Dataset records
◆ ◆ ◆
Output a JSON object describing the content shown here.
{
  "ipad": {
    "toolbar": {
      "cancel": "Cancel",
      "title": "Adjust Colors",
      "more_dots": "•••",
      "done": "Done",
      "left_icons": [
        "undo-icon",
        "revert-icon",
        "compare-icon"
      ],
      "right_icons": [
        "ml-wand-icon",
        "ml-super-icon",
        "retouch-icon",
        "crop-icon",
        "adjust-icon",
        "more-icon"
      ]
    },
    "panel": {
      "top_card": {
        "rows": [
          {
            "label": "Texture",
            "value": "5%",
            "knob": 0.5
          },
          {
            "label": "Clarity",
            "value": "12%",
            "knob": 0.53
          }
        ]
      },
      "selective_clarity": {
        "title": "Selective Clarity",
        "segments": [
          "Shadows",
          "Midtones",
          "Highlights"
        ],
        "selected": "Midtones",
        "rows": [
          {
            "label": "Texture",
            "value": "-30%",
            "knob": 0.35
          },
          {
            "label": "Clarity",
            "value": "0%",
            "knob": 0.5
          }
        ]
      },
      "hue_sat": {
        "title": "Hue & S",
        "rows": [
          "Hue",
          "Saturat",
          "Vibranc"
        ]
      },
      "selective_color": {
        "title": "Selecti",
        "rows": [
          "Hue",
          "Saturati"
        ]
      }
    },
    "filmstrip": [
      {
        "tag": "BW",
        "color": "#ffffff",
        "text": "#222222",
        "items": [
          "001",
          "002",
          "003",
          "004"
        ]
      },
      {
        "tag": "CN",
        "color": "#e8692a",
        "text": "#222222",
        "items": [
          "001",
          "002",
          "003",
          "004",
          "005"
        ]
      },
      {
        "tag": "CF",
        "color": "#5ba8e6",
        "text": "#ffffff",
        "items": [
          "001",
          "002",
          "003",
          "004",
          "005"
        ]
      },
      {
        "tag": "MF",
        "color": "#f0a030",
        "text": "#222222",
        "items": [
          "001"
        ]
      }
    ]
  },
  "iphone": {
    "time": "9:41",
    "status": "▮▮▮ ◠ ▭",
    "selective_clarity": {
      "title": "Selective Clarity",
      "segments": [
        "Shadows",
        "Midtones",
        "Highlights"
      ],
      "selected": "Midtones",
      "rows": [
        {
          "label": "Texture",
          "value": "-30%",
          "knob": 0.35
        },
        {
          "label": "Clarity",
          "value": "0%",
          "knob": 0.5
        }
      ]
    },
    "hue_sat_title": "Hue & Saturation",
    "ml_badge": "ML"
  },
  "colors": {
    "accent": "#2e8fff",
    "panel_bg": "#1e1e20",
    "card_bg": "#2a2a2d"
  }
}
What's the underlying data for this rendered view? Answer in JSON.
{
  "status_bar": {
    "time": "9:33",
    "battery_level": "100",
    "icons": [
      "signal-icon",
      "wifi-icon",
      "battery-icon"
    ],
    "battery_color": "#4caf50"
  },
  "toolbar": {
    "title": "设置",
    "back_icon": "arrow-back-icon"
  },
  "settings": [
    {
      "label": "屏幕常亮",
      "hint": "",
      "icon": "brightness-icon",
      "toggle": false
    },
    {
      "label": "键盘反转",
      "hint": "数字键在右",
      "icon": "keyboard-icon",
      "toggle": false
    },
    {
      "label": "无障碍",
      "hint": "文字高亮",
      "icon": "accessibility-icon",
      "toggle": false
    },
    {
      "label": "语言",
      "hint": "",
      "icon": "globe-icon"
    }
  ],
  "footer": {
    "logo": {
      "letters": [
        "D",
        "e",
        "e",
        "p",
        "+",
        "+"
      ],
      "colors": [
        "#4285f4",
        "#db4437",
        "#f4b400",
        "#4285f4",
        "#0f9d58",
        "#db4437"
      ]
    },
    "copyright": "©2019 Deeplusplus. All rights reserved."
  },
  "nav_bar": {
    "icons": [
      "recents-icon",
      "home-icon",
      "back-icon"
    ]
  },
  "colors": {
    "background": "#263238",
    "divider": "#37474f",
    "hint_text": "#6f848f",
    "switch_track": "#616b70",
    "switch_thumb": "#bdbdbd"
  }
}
◆ ◆ ◆
STATED TASK: Copy every line of the records word for word.

TASK RESULT:
Output a JSON object describing the content shown here.
{
  "ipad": {
    "toolbar": {
      "cancel": "Cancel",
      "title": "Adjust Colors",
      "more_dots": "•••",
      "done": "Done",
      "left_icons": [
        "undo-icon",
        "revert-icon",
        "compare-icon"
      ],
      "right_icons": [
        "ml-wand-icon",
        "ml-super-icon",
        "retouch-icon",
        "crop-icon",
        "adjust-icon",
        "more-icon"
      ]
    },
    "panel": {
      "top_card": {
        "rows": [
          {
            "label": "Texture",
            "value": "5%",
            "knob": 0.5
          },
          {
            "label": "Clarity",
            "value": "12%",
            "knob": 0.53
          }
        ]
      },
      "selective_clarity": {
        "title": "Selective Clarity",
        "segments": [
          "Shadows",
          "Midtones",
          "Highlights"
        ],
        "selected": "Midtones",
        "rows": [
          {
            "label": "Texture",
            "value": "-30%",
            "knob": 0.35
          },
          {
            "label": "Clarity",
            "value": "0%",
            "knob": 0.5
          }
        ]
      },
      "hue_sat": {
        "title": "Hue & S",
        "rows": [
          "Hue",
          "Saturat",
          "Vibranc"
        ]
      },
      "selective_color": {
        "title": "Selecti",
        "rows": [
          "Hue",
          "Saturati"
        ]
      }
    },
    "filmstrip": [
      {
        "tag": "BW",
        "color": "#ffffff",
        "text": "#222222",
        "items": [
          "001",
          "002",
          "003",
          "004"
        ]
      },
      {
        "tag": "CN",
        "color": "#e8692a",
        "text": "#222222",
        "items": [
          "001",
          "002",
          "003",
          "004",
          "005"
        ]
      },
      {
        "tag": "CF",
        "color": "#5ba8e6",
        "text": "#ffffff",
        "items": [
          "001",
          "002",
          "003",
          "004",
          "005"
        ]
      },
      {
        "tag": "MF",
        "color": "#f0a030",
        "text": "#222222",
        "items": [
          "001"
        ]
      }
    ]
  },
  "iphone": {
    "time": "9:41",
    "status": "▮▮▮ ◠ ▭",
    "selective_clarity": {
      "title": "Selective Clarity",
      "segments": [
        "Shadows",
        "Midtones",
        "Highlights"
      ],
      "selected": "Midtones",
      "rows": [
        {
          "label": "Texture",
          "value": "-30%",
          "knob": 0.35
        },
        {
          "label": "Clarity",
          "value": "0%",
          "knob": 0.5
        }
      ]
    },
    "hue_sat_title": "Hue & Saturation",
    "ml_badge": "ML"
  },
  "colors": {
    "accent": "#2e8fff",
    "panel_bg": "#1e1e20",
    "card_bg": "#2a2a2d"
  }
}
What's the underlying data for this rendered view? Answer in JSON.
{
  "status_bar": {
    "time": "9:33",
    "battery_level": "100",
    "icons": [
      "signal-icon",
      "wifi-icon",
      "battery-icon"
    ],
    "battery_color": "#4caf50"
  },
  "toolbar": {
    "title": "设置",
    "back_icon": "arrow-back-icon"
  },
  "settings": [
    {
      "label": "屏幕常亮",
      "hint": "",
      "icon": "brightness-icon",
      "toggle": false
    },
    {
      "label": "键盘反转",
      "hint": "数字键在右",
      "icon": "keyboard-icon",
      "toggle": false
    },
    {
      "label": "无障碍",
      "hint": "文字高亮",
      "icon": "accessibility-icon",
      "toggle": false
    },
    {
      "label": "语言",
      "hint": "",
      "icon": "globe-icon"
    }
  ],
  "footer": {
    "logo": {
      "letters": [
        "D",
        "e",
        "e",
        "p",
        "+",
        "+"
      ],
      "colors": [
        "#4285f4",
        "#db4437",
        "#f4b400",
        "#4285f4",
        "#0f9d58",
        "#db4437"
      ]
    },
    "copyright": "©2019 Deeplusplus. All rights reserved."
  },
  "nav_bar": {
    "icons": [
      "recents-icon",
      "home-icon",
      "back-icon"
    ]
  },
  "colors": {
    "background": "#263238",
    "divider": "#37474f",
    "hint_text": "#6f848f",
    "switch_track": "#616b70",
    "switch_thumb": "#bdbdbd"
  }
}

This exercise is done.